> _EXERCISE MATERIAL_
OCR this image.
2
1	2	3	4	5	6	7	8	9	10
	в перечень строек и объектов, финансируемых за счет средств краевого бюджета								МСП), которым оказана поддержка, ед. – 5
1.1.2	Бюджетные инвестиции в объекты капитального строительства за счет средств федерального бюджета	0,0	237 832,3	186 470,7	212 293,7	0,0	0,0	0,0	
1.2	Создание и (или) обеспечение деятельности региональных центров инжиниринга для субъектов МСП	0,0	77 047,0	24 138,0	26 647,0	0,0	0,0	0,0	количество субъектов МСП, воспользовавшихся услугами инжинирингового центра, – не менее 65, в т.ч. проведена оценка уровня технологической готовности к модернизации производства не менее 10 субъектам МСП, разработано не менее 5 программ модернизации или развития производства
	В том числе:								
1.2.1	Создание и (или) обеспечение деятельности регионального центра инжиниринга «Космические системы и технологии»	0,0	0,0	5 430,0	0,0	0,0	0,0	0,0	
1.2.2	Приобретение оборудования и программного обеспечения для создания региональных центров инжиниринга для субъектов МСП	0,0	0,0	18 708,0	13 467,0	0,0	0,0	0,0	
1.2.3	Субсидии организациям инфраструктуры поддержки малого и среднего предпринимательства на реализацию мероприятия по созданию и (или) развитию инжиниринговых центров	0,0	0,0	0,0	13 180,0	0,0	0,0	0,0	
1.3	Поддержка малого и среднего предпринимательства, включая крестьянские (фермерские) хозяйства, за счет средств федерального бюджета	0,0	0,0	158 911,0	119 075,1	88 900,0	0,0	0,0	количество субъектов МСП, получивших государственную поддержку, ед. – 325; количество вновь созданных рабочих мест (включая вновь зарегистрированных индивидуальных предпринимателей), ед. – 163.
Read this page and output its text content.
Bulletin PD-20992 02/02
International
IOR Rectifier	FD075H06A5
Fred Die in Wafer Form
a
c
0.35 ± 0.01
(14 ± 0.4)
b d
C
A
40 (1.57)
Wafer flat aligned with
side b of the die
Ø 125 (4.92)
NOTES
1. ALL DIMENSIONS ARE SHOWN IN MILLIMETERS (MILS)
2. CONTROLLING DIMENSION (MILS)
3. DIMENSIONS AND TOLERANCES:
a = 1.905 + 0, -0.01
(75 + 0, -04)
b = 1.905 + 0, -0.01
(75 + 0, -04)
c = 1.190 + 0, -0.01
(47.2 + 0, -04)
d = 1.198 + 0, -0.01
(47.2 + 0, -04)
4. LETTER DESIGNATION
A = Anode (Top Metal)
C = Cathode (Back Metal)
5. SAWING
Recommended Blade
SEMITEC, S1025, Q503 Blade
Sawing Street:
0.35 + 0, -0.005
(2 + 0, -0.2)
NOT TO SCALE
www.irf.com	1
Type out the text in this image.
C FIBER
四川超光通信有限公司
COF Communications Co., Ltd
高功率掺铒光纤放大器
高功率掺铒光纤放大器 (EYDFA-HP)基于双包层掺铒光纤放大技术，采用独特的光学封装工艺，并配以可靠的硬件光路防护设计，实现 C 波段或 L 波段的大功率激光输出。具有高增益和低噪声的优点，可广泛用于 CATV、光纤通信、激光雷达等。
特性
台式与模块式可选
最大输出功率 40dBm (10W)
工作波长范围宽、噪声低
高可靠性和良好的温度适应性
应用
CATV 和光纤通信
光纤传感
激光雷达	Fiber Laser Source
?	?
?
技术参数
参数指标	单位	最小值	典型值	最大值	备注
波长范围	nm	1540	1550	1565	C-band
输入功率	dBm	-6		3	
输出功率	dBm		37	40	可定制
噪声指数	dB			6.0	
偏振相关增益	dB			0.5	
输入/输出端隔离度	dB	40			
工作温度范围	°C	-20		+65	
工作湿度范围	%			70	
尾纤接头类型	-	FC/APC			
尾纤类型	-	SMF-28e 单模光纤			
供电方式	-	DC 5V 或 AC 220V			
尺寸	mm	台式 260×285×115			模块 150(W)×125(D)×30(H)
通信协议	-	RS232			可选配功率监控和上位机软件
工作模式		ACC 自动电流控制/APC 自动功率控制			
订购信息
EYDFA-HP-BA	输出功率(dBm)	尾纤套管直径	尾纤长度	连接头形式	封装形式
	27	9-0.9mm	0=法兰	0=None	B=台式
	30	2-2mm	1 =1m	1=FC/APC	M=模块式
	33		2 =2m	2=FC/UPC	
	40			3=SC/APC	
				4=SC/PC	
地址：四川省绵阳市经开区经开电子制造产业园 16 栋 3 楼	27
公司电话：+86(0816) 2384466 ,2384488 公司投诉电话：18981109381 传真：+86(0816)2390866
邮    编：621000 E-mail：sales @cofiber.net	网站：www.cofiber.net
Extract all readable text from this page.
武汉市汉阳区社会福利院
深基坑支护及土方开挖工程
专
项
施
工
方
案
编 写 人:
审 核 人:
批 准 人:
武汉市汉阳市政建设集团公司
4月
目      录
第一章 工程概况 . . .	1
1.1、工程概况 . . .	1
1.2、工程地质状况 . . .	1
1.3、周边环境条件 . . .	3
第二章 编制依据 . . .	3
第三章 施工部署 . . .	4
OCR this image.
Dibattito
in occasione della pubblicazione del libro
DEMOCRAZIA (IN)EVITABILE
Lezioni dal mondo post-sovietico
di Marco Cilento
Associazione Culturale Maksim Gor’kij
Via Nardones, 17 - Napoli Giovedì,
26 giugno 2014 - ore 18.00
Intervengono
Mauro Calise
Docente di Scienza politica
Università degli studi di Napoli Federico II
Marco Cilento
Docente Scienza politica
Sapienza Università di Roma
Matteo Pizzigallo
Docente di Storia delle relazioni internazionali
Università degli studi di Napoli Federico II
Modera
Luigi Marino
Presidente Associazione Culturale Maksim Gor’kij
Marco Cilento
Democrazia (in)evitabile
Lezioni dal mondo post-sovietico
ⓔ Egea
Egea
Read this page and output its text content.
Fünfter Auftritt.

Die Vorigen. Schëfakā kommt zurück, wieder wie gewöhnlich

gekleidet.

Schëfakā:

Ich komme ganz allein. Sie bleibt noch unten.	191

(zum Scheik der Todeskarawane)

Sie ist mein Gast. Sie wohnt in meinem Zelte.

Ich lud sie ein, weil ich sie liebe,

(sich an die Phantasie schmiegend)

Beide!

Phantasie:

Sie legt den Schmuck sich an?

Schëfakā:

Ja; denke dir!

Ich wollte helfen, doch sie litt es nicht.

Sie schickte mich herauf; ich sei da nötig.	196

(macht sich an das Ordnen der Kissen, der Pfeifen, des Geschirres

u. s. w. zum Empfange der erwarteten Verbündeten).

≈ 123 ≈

> _EXERCISE INSTRUCTIONS_
Repeat each entry word for word.

> _EXERCISE SOLUTION_
OCR this image.
2
1	2	3	4	5	6	7	8	9	10
	в перечень строек и объектов, финансируемых за счет средств краевого бюджета								МСП), которым оказана поддержка, ед. – 5
1.1.2	Бюджетные инвестиции в объекты капитального строительства за счет средств федерального бюджета	0,0	237 832,3	186 470,7	212 293,7	0,0	0,0	0,0	
1.2	Создание и (или) обеспечение деятельности региональных центров инжиниринга для субъектов МСП	0,0	77 047,0	24 138,0	26 647,0	0,0	0,0	0,0	количество субъектов МСП, воспользовавшихся услугами инжинирингового центра, – не менее 65, в т.ч. проведена оценка уровня технологической готовности к модернизации производства не менее 10 субъектам МСП, разработано не менее 5 программ модернизации или развития производства
	В том числе:								
1.2.1	Создание и (или) обеспечение деятельности регионального центра инжиниринга «Космические системы и технологии»	0,0	0,0	5 430,0	0,0	0,0	0,0	0,0	
1.2.2	Приобретение оборудования и программного обеспечения для создания региональных центров инжиниринга для субъектов МСП	0,0	0,0	18 708,0	13 467,0	0,0	0,0	0,0	
1.2.3	Субсидии организациям инфраструктуры поддержки малого и среднего предпринимательства на реализацию мероприятия по созданию и (или) развитию инжиниринговых центров	0,0	0,0	0,0	13 180,0	0,0	0,0	0,0	
1.3	Поддержка малого и среднего предпринимательства, включая крестьянские (фермерские) хозяйства, за счет средств федерального бюджета	0,0	0,0	158 911,0	119 075,1	88 900,0	0,0	0,0	количество субъектов МСП, получивших государственную поддержку, ед. – 325; количество вновь созданных рабочих мест (включая вновь зарегистрированных индивидуальных предпринимателей), ед. – 163.
Read this page and output its text content.
Bulletin PD-20992 02/02
International
IOR Rectifier	FD075H06A5
Fred Die in Wafer Form
a
c
0.35 ± 0.01
(14 ± 0.4)
b d
C
A
40 (1.57)
Wafer flat aligned with
side b of the die
Ø 125 (4.92)
NOTES
1. ALL DIMENSIONS ARE SHOWN IN MILLIMETERS (MILS)
2. CONTROLLING DIMENSION (MILS)
3. DIMENSIONS AND TOLERANCES:
a = 1.905 + 0, -0.01
(75 + 0, -04)
b = 1.905 + 0, -0.01
(75 + 0, -04)
c = 1.190 + 0, -0.01
(47.2 + 0, -04)
d = 1.198 + 0, -0.01
(47.2 + 0, -04)
4. LETTER DESIGNATION
A = Anode (Top Metal)
C = Cathode (Back Metal)
5. SAWING
Recommended Blade
SEMITEC, S1025, Q503 Blade
Sawing Street:
0.35 + 0, -0.005
(2 + 0, -0.2)
NOT TO SCALE
www.irf.com	1
Type out the text in this image.
C FIBER
四川超光通信有限公司
COF Communications Co., Ltd
高功率掺铒光纤放大器
高功率掺铒光纤放大器 (EYDFA-HP)基于双包层掺铒光纤放大技术，采用独特的光学封装工艺，并配以可靠的硬件光路防护设计，实现 C 波段或 L 波段的大功率激光输出。具有高增益和低噪声的优点，可广泛用于 CATV、光纤通信、激光雷达等。
特性
台式与模块式可选
最大输出功率 40dBm (10W)
工作波长范围宽、噪声低
高可靠性和良好的温度适应性
应用
CATV 和光纤通信
光纤传感
激光雷达	Fiber Laser Source
?	?
?
技术参数
参数指标	单位	最小值	典型值	最大值	备注
波长范围	nm	1540	1550	1565	C-band
输入功率	dBm	-6		3	
输出功率	dBm		37	40	可定制
噪声指数	dB			6.0	
偏振相关增益	dB			0.5	
输入/输出端隔离度	dB	40			
工作温度范围	°C	-20		+65	
工作湿度范围	%			70	
尾纤接头类型	-	FC/APC			
尾纤类型	-	SMF-28e 单模光纤			
供电方式	-	DC 5V 或 AC 220V			
尺寸	mm	台式 260×285×115			模块 150(W)×125(D)×30(H)
通信协议	-	RS232			可选配功率监控和上位机软件
工作模式		ACC 自动电流控制/APC 自动功率控制			
订购信息
EYDFA-HP-BA	输出功率(dBm)	尾纤套管直径	尾纤长度	连接头形式	封装形式
	27	9-0.9mm	0=法兰	0=None	B=台式
	30	2-2mm	1 =1m	1=FC/APC	M=模块式
	33		2 =2m	2=FC/UPC	
	40			3=SC/APC	
				4=SC/PC	
地址：四川省绵阳市经开区经开电子制造产业园 16 栋 3 楼	27
公司电话：+86(0816) 2384466 ,2384488 公司投诉电话：18981109381 传真：+86(0816)2390866
邮    编：621000 E-mail：sales @cofiber.net	网站：www.cofiber.net
Extract all readable text from this page.
武汉市汉阳区社会福利院
深基坑支护及土方开挖工程
专
项
施
工
方
案
编 写 人:
审 核 人:
批 准 人:
武汉市汉阳市政建设集团公司
4月
目      录
第一章 工程概况 . . .	1
1.1、工程概况 . . .	1
1.2、工程地质状况 . . .	1
1.3、周边环境条件 . . .	3
第二章 编制依据 . . .	3
第三章 施工部署 . . .	4
OCR this image.
Dibattito
in occasione della pubblicazione del libro
DEMOCRAZIA (IN)EVITABILE
Lezioni dal mondo post-sovietico
di Marco Cilento
Associazione Culturale Maksim Gor’kij
Via Nardones, 17 - Napoli Giovedì,
26 giugno 2014 - ore 18.00
Intervengono
Mauro Calise
Docente di Scienza politica
Università degli studi di Napoli Federico II
Marco Cilento
Docente Scienza politica
Sapienza Università di Roma
Matteo Pizzigallo
Docente di Storia delle relazioni internazionali
Università degli studi di Napoli Federico II
Modera
Luigi Marino
Presidente Associazione Culturale Maksim Gor’kij
Marco Cilento
Democrazia (in)evitabile
Lezioni dal mondo post-sovietico
ⓔ Egea
Egea
Read this page and output its text content.
Fünfter Auftritt.

Die Vorigen. Schëfakā kommt zurück, wieder wie gewöhnlich

gekleidet.

Schëfakā:

Ich komme ganz allein. Sie bleibt noch unten.	191

(zum Scheik der Todeskarawane)

Sie ist mein Gast. Sie wohnt in meinem Zelte.

Ich lud sie ein, weil ich sie liebe,

(sich an die Phantasie schmiegend)

Beide!

Phantasie:

Sie legt den Schmuck sich an?

Schëfakā:

Ja; denke dir!

Ich wollte helfen, doch sie litt es nicht.

Sie schickte mich herauf; ich sei da nötig.	196

(macht sich an das Ordnen der Kissen, der Pfeifen, des Geschirres

u. s. w. zum Empfange der erwarteten Verbündeten).

≈ 123 ≈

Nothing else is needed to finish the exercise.